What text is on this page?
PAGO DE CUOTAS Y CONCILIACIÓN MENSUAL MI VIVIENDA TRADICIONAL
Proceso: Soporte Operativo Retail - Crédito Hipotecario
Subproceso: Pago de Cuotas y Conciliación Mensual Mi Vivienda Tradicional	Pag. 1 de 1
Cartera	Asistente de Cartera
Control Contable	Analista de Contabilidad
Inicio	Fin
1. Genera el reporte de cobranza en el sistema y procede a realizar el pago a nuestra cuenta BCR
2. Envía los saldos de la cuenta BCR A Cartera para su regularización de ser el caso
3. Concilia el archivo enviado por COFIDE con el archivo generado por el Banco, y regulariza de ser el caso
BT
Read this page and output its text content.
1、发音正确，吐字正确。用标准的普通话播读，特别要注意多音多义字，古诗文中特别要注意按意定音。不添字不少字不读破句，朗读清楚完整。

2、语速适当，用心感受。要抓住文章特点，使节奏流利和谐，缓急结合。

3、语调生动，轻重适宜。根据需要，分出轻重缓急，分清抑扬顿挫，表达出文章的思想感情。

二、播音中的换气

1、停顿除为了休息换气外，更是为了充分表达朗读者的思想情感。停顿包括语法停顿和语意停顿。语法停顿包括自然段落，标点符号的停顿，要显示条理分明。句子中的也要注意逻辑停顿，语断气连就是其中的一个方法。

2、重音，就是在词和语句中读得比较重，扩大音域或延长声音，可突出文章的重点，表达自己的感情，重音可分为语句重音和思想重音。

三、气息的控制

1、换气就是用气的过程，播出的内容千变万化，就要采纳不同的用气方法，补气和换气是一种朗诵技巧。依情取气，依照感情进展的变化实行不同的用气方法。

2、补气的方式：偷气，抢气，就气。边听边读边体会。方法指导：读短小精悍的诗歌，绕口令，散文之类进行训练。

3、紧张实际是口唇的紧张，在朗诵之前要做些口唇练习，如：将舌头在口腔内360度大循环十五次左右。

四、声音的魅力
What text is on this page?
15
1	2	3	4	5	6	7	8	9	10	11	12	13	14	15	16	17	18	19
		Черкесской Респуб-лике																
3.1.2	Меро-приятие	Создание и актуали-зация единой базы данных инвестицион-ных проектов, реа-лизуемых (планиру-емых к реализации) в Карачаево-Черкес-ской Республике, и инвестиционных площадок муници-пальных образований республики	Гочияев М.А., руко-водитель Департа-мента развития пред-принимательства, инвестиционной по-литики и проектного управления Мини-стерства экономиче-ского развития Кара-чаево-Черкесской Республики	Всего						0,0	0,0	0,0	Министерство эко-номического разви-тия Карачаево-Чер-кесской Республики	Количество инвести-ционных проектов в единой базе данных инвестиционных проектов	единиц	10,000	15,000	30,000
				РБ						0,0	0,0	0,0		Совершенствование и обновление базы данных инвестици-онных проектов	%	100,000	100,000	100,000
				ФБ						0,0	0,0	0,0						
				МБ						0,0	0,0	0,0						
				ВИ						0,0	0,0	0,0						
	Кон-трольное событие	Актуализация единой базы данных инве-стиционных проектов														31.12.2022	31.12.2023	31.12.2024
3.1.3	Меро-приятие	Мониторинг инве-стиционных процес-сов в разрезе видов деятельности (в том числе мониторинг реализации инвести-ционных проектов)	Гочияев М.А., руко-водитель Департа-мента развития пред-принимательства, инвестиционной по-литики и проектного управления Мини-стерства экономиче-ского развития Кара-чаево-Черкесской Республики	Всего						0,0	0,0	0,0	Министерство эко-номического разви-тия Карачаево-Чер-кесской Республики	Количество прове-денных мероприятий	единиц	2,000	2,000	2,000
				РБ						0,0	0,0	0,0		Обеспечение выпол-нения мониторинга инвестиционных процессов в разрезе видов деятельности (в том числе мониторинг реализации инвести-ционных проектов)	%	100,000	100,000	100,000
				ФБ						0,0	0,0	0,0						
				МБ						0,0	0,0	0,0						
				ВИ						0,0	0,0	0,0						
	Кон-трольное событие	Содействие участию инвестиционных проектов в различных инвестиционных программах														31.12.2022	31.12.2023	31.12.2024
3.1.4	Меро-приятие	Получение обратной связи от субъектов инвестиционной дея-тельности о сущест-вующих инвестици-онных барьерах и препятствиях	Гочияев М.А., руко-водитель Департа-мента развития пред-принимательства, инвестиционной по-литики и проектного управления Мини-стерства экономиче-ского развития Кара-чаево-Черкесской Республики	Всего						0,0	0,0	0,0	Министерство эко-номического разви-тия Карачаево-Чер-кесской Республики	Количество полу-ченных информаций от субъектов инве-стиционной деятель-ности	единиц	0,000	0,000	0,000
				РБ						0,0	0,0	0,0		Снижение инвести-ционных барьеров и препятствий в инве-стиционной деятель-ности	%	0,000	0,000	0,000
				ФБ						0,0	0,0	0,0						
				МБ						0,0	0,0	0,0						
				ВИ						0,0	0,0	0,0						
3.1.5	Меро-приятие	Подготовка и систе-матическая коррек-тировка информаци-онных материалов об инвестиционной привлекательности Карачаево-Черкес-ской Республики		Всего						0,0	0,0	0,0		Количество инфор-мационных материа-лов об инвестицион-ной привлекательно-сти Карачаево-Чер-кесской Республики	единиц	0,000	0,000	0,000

## Required work
Copy out every line from the records that has the word "данных".

## Output of the exercise
3.1.2	Меро-приятие	Создание и актуали-зация единой базы данных инвестицион-ных проектов, реа-лизуемых (планиру-емых к реализации) в Карачаево-Черкес-ской Республике, и инвестиционных площадок муници-пальных образований республики	Гочияев М.А., руко-водитель Департа-мента развития пред-принимательства, инвестиционной по-литики и проектного управления Мини-стерства экономиче-ского развития Кара-чаево-Черкесской Республики	Всего						0,0	0,0	0,0	Министерство эко-номического разви-тия Карачаево-Чер-кесской Республики	Количество инвести-ционных проектов в единой базе данных инвестиционных проектов	единиц	10,000	15,000	30,000
				РБ						0,0	0,0	0,0		Совершенствование и обновление базы данных инвестици-онных проектов	%	100,000	100,000	100,000
	Кон-трольное событие	Актуализация единой базы данных инве-стиционных проектов														31.12.2022	31.12.2023	31.12.2024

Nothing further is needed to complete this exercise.